START MATERIAL PROVIDED

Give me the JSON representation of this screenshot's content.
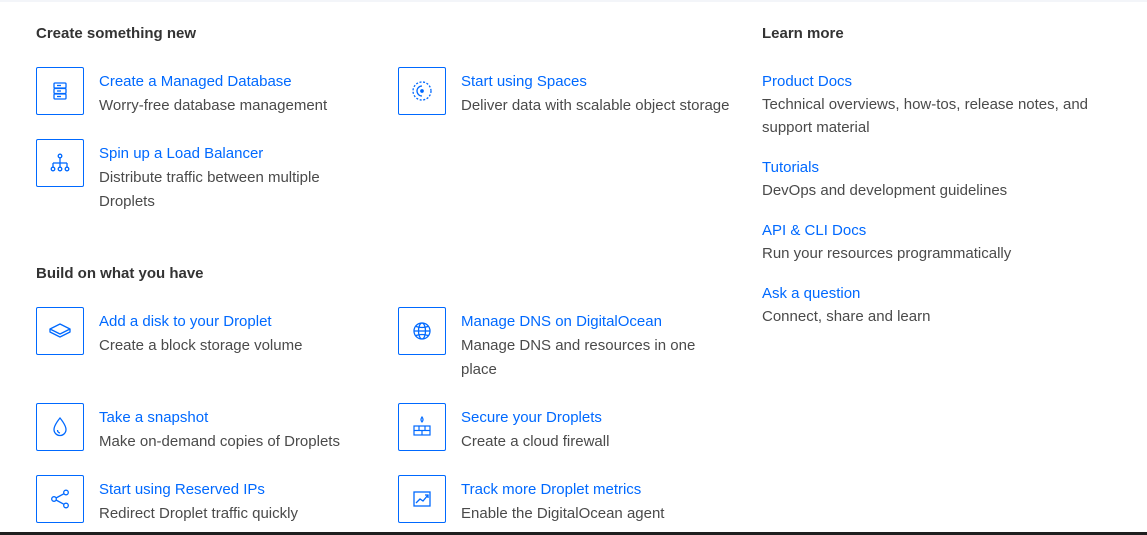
{
  "create": {
    "heading": "Create something new",
    "items": [
      {
        "title": "Create a Managed Database",
        "desc": "Worry-free database management",
        "icon": "database-icon"
      },
      {
        "title": "Start using Spaces",
        "desc": "Deliver data with scalable object storage",
        "icon": "spaces-icon"
      },
      {
        "title": "Spin up a Load Balancer",
        "desc": "Distribute traffic between multiple Droplets",
        "icon": "load-balancer-icon"
      }
    ]
  },
  "build": {
    "heading": "Build on what you have",
    "items": [
      {
        "title": "Add a disk to your Droplet",
        "desc": "Create a block storage volume",
        "icon": "disk-icon"
      },
      {
        "title": "Manage DNS on DigitalOcean",
        "desc": "Manage DNS and resources in one place",
        "icon": "globe-icon"
      },
      {
        "title": "Take a snapshot",
        "desc": "Make on-demand copies of Droplets",
        "icon": "droplet-icon"
      },
      {
        "title": "Secure your Droplets",
        "desc": "Create a cloud firewall",
        "icon": "firewall-icon"
      },
      {
        "title": "Start using Reserved IPs",
        "desc": "Redirect Droplet traffic quickly",
        "icon": "share-icon"
      },
      {
        "title": "Track more Droplet metrics",
        "desc": "Enable the DigitalOcean agent",
        "icon": "metrics-icon"
      }
    ]
  },
  "learn": {
    "heading": "Learn more",
    "items": [
      {
        "title": "Product Docs",
        "desc": "Technical overviews, how-tos, release notes, and support material"
      },
      {
        "title": "Tutorials",
        "desc": "DevOps and development guidelines"
      },
      {
        "title": "API & CLI Docs",
        "desc": "Run your resources programmatically"
      },
      {
        "title": "Ask a question",
        "desc": "Connect, share and learn"
      }
    ]
  },
  "colors": {
    "accent": "#0069ff",
    "text": "#333333",
    "muted": "#4a4a4a"
  }
}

END MATERIAL PROVIDED

# TASK DIRECTIONS
Each record above must be returned exactly as written, with its pictures omitted.

# EXERCISE OUTPUT
Give me the JSON representation of this screenshot's content.
{
  "create": {
    "heading": "Create something new",
    "items": [
      {
        "title": "Create a Managed Database",
        "desc": "Worry-free database management",
        "icon": "database-icon"
      },
      {
        "title": "Start using Spaces",
        "desc": "Deliver data with scalable object storage",
        "icon": "spaces-icon"
      },
      {
        "title": "Spin up a Load Balancer",
        "desc": "Distribute traffic between multiple Droplets",
        "icon": "load-balancer-icon"
      }
    ]
  },
  "build": {
    "heading": "Build on what you have",
    "items": [
      {
        "title": "Add a disk to your Droplet",
        "desc": "Create a block storage volume",
        "icon": "disk-icon"
      },
      {
        "title": "Manage DNS on DigitalOcean",
        "desc": "Manage DNS and resources in one place",
        "icon": "globe-icon"
      },
      {
        "title": "Take a snapshot",
        "desc": "Make on-demand copies of Droplets",
        "icon": "droplet-icon"
      },
      {
        "title": "Secure your Droplets",
        "desc": "Create a cloud firewall",
        "icon": "firewall-icon"
      },
      {
        "title": "Start using Reserved IPs",
        "desc": "Redirect Droplet traffic quickly",
        "icon": "share-icon"
      },
      {
        "title": "Track more Droplet metrics",
        "desc": "Enable the DigitalOcean agent",
        "icon": "metrics-icon"
      }
    ]
  },
  "learn": {
    "heading": "Learn more",
    "items": [
      {
        "title": "Product Docs",
        "desc": "Technical overviews, how-tos, release notes, and support material"
      },
      {
        "title": "Tutorials",
        "desc": "DevOps and development guidelines"
      },
      {
        "title": "API & CLI Docs",
        "desc": "Run your resources programmatically"
      },
      {
        "title": "Ask a question",
        "desc": "Connect, share and learn"
      }
    ]
  },
  "colors": {
    "accent": "#0069ff",
    "text": "#333333",
    "muted": "#4a4a4a"
  }
}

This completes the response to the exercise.